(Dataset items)
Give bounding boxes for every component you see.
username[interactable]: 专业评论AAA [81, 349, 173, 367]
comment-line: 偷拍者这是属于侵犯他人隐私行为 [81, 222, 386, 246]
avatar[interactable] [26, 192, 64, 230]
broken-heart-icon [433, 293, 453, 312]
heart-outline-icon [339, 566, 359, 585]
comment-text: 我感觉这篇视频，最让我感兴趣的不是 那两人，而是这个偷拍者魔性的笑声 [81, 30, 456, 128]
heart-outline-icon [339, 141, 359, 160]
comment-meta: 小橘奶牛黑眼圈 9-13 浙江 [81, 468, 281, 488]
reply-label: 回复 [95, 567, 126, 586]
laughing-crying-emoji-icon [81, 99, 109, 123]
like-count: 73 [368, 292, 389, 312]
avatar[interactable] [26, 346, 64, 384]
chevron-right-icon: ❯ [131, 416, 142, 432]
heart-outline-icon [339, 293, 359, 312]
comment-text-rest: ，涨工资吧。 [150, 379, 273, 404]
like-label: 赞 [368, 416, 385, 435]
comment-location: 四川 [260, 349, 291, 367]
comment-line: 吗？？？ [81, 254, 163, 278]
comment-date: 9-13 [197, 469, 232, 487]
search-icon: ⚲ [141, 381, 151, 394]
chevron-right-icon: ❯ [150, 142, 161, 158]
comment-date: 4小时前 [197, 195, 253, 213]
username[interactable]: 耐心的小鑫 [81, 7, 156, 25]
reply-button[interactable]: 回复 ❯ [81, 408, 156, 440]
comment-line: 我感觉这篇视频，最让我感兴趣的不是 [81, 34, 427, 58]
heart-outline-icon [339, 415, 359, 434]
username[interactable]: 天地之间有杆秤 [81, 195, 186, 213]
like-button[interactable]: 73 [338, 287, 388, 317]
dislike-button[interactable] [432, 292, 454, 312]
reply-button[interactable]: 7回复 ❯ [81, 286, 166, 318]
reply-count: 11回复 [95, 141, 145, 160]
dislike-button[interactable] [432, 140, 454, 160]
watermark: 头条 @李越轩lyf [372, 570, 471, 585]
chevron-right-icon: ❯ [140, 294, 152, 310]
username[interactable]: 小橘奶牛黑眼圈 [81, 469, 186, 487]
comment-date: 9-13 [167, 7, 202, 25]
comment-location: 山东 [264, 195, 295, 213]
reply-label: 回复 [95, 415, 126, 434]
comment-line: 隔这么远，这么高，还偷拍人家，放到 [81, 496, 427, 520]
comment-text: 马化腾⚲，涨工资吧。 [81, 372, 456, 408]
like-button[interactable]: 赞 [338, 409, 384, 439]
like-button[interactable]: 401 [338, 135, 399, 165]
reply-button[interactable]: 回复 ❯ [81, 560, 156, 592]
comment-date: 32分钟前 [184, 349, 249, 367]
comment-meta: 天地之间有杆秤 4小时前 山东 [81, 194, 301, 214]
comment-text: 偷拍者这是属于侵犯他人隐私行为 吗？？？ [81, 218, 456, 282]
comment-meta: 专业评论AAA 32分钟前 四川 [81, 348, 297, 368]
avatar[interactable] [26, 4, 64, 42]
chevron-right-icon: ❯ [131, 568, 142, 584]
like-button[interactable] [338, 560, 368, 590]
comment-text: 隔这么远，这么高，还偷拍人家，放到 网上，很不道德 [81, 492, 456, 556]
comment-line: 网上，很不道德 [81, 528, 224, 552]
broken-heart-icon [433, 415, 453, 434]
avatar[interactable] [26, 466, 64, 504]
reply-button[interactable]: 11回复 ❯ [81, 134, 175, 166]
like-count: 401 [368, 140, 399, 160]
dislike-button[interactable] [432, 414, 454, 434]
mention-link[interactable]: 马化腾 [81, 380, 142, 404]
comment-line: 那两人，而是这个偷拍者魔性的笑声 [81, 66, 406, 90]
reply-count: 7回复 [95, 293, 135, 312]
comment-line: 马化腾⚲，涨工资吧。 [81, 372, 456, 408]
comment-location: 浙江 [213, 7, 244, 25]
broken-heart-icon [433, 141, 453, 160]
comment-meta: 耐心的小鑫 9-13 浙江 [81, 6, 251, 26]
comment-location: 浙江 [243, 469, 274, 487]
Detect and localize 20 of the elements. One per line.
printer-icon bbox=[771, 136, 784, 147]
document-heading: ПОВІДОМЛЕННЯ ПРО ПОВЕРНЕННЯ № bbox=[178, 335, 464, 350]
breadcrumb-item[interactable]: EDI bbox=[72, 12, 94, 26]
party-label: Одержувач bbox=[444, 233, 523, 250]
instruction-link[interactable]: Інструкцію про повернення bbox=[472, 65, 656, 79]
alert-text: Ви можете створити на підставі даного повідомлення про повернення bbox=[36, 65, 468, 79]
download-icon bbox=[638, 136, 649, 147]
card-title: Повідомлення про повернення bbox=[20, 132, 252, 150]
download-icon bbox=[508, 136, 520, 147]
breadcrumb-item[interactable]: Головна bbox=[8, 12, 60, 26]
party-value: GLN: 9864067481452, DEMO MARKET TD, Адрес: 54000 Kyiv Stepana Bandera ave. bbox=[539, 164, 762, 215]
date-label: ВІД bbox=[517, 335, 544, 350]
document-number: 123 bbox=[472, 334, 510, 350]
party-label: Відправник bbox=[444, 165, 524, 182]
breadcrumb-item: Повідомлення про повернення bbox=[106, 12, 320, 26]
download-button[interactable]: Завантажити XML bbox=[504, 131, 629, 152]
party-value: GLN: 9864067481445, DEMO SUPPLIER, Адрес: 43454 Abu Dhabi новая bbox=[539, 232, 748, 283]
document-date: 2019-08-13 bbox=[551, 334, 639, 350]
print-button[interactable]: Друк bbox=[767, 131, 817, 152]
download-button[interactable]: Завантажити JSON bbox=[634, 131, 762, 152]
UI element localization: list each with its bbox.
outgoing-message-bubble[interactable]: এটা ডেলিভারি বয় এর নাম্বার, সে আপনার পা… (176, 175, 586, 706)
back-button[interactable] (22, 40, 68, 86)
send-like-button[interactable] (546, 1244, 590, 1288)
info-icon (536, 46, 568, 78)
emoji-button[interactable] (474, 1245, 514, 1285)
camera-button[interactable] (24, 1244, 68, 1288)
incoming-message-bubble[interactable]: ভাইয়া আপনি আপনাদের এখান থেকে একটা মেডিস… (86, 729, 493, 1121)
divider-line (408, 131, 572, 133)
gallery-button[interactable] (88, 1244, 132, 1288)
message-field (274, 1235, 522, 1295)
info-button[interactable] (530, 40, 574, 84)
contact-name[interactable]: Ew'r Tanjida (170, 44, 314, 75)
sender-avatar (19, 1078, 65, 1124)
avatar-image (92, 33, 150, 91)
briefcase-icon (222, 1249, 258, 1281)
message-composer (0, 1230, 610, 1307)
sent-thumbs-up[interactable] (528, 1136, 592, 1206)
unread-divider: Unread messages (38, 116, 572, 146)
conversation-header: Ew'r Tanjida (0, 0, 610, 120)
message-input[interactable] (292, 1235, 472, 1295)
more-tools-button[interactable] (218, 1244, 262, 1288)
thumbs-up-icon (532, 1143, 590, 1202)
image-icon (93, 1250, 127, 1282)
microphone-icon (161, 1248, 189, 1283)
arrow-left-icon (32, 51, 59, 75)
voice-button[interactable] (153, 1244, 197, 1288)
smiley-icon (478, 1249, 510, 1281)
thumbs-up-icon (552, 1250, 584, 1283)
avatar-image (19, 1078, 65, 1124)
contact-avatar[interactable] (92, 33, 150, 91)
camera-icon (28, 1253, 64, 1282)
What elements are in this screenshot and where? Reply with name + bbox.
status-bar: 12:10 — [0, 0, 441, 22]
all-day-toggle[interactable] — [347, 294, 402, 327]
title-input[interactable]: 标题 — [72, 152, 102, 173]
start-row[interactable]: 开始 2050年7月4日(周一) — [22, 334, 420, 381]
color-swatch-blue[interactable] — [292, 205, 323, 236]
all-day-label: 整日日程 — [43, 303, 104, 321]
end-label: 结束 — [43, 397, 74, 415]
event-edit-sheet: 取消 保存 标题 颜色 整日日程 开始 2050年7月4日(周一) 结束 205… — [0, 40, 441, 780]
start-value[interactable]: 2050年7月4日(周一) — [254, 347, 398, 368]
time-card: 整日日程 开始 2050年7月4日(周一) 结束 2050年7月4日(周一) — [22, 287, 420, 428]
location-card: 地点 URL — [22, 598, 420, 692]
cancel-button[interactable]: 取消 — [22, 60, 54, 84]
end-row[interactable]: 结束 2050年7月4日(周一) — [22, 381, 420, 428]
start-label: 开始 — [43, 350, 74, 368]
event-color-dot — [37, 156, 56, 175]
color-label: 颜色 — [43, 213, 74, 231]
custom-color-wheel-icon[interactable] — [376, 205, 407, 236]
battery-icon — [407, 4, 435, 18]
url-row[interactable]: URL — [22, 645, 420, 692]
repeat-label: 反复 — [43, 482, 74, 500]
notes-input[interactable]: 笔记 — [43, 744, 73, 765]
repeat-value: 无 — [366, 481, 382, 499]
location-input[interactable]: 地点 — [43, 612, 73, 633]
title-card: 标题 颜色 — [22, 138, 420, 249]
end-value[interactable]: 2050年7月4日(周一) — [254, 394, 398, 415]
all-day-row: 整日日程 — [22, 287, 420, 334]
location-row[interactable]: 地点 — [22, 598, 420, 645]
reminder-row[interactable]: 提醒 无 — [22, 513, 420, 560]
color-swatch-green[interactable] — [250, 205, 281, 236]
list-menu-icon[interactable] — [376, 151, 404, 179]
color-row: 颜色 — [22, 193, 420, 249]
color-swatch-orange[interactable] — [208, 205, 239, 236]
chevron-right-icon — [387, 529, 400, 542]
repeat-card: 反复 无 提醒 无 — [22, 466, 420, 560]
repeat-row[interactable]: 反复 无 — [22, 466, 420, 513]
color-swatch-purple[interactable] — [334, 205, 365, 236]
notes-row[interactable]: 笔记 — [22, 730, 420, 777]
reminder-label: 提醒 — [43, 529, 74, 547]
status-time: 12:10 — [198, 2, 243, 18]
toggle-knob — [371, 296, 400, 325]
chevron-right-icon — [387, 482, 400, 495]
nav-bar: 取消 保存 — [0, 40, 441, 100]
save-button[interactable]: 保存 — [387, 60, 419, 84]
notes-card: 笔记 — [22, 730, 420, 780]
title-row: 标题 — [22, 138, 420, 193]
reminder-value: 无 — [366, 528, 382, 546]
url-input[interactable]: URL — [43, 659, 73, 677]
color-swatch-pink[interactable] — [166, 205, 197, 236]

[Problem details] Print the lines of the records exactly, from the start of the records through the line containing "heart-outline-icon [339, 566, 359, 585]", with both ends included.

[Finished answer]
Give bounding boxes for every component you see.
username[interactable]: 专业评论AAA [81, 349, 173, 367]
comment-line: 偷拍者这是属于侵犯他人隐私行为 [81, 222, 386, 246]
avatar[interactable] [26, 192, 64, 230]
broken-heart-icon [433, 293, 453, 312]
heart-outline-icon [339, 566, 359, 585]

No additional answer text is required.